▶ **Stated exercise**: Extract every line that contains the word "months".

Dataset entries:
## begin
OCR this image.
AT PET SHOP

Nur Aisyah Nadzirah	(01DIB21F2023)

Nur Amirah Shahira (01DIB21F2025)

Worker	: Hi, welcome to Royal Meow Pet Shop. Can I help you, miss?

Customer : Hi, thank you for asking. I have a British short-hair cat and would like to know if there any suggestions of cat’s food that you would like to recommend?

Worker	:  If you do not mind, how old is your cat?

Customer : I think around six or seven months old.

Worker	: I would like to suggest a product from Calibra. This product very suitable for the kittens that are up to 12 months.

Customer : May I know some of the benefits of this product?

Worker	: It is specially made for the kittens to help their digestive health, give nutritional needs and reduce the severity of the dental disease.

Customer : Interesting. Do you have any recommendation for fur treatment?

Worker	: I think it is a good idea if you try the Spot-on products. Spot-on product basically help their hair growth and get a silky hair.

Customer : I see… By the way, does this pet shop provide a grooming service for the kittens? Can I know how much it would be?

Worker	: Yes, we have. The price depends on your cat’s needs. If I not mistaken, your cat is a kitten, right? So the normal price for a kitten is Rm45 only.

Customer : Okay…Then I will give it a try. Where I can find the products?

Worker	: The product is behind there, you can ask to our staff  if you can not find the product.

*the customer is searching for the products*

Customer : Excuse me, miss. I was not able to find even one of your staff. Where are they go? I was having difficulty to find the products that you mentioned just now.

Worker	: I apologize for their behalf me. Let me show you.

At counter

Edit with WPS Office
## end
▶ **Answer to this problem**:
Customer : I think around six or seven months old.
Worker	: I would like to suggest a product from Calibra. This product very suitable for the kittens that are up to 12 months.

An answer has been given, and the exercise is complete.